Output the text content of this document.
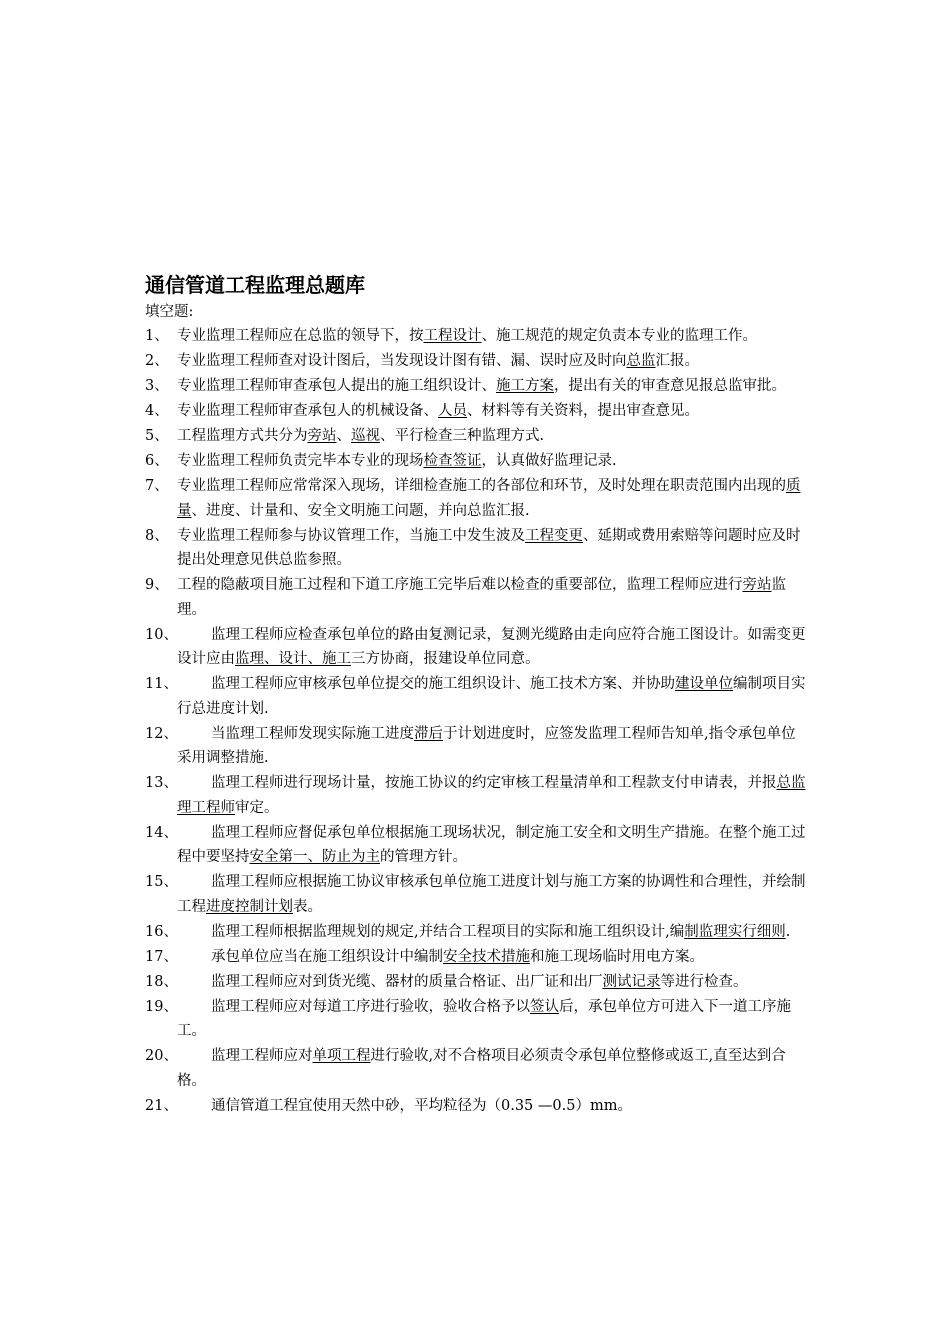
通信管道工程监理总题库
填空题:
1、 专业监理工程师应在总监的领导下，按工程设计、施工规范的规定负责本专业的监理工作。
2、 专业监理工程师查对设计图后，当发现设计图有错、漏、误时应及时向总监汇报。
3、 专业监理工程师审查承包人提出的施工组织设计、施工方案，提出有关的审查意见报总监审批。
4、 专业监理工程师审查承包人的机械设备、人员、材料等有关资料，提出审查意见。
5、 工程监理方式共分为旁站、巡视、平行检查三种监理方式.
6、 专业监理工程师负责完毕本专业的现场检查签证，认真做好监理记录.
7、 专业监理工程师应常常深入现场，详细检查施工的各部位和环节，及时处理在职责范围内出现的质量、进度、计量和、安全文明施工问题，并向总监汇报.
8、 专业监理工程师参与协议管理工作，当施工中发生波及工程变更、延期或费用索赔等问题时应及时提出处理意见供总监参照。
9、 工程的隐蔽项目施工过程和下道工序施工完毕后难以检查的重要部位，监理工程师应进行旁站监理。
10、	监理工程师应检查承包单位的路由复测记录，复测光缆路由走向应符合施工图设计。如需变更设计应由监理、设计、施工三方协商，报建设单位同意。
11、	监理工程师应审核承包单位提交的施工组织设计、施工技术方案、并协助建设单位编制项目实行总进度计划.
12、	当监理工程师发现实际施工进度滞后于计划进度时，应签发监理工程师告知单,指令承包单位采用调整措施.
13、	监理工程师进行现场计量，按施工协议的约定审核工程量清单和工程款支付申请表，并报总监理工程师审定。
14、	监理工程师应督促承包单位根据施工现场状况，制定施工安全和文明生产措施。在整个施工过程中要坚持安全第一、防止为主的管理方针。
15、	监理工程师应根据施工协议审核承包单位施工进度计划与施工方案的协调性和合理性，并绘制工程进度控制计划表。
16、	监理工程师根据监理规划的规定,并结合工程项目的实际和施工组织设计,编制监理实行细则.
17、	承包单位应当在施工组织设计中编制安全技术措施和施工现场临时用电方案。
18、	监理工程师应对到货光缆、器材的质量合格证、出厂证和出厂测试记录等进行检查。
19、	监理工程师应对每道工序进行验收，验收合格予以签认后，承包单位方可进入下一道工序施工。
20、	监理工程师应对单项工程进行验收,对不合格项目必须责令承包单位整修或返工,直至达到合格。
21、	通信管道工程宜使用天然中砂，平均粒径为（0.35 —0.5）mm。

++++

▸ **What is required**
All of the material above is to be copied exactly, except for its images.

▸ **The output**
Output the text content of this document.
通信管道工程监理总题库
填空题:
1、 专业监理工程师应在总监的领导下，按工程设计、施工规范的规定负责本专业的监理工作。
2、 专业监理工程师查对设计图后，当发现设计图有错、漏、误时应及时向总监汇报。
3、 专业监理工程师审查承包人提出的施工组织设计、施工方案，提出有关的审查意见报总监审批。
4、 专业监理工程师审查承包人的机械设备、人员、材料等有关资料，提出审查意见。
5、 工程监理方式共分为旁站、巡视、平行检查三种监理方式.
6、 专业监理工程师负责完毕本专业的现场检查签证，认真做好监理记录.
7、 专业监理工程师应常常深入现场，详细检查施工的各部位和环节，及时处理在职责范围内出现的质量、进度、计量和、安全文明施工问题，并向总监汇报.
8、 专业监理工程师参与协议管理工作，当施工中发生波及工程变更、延期或费用索赔等问题时应及时提出处理意见供总监参照。
9、 工程的隐蔽项目施工过程和下道工序施工完毕后难以检查的重要部位，监理工程师应进行旁站监理。
10、	监理工程师应检查承包单位的路由复测记录，复测光缆路由走向应符合施工图设计。如需变更设计应由监理、设计、施工三方协商，报建设单位同意。
11、	监理工程师应审核承包单位提交的施工组织设计、施工技术方案、并协助建设单位编制项目实行总进度计划.
12、	当监理工程师发现实际施工进度滞后于计划进度时，应签发监理工程师告知单,指令承包单位采用调整措施.
13、	监理工程师进行现场计量，按施工协议的约定审核工程量清单和工程款支付申请表，并报总监理工程师审定。
14、	监理工程师应督促承包单位根据施工现场状况，制定施工安全和文明生产措施。在整个施工过程中要坚持安全第一、防止为主的管理方针。
15、	监理工程师应根据施工协议审核承包单位施工进度计划与施工方案的协调性和合理性，并绘制工程进度控制计划表。
16、	监理工程师根据监理规划的规定,并结合工程项目的实际和施工组织设计,编制监理实行细则.
17、	承包单位应当在施工组织设计中编制安全技术措施和施工现场临时用电方案。
18、	监理工程师应对到货光缆、器材的质量合格证、出厂证和出厂测试记录等进行检查。
19、	监理工程师应对每道工序进行验收，验收合格予以签认后，承包单位方可进入下一道工序施工。
20、	监理工程师应对单项工程进行验收,对不合格项目必须责令承包单位整修或返工,直至达到合格。
21、	通信管道工程宜使用天然中砂，平均粒径为（0.35 —0.5）mm。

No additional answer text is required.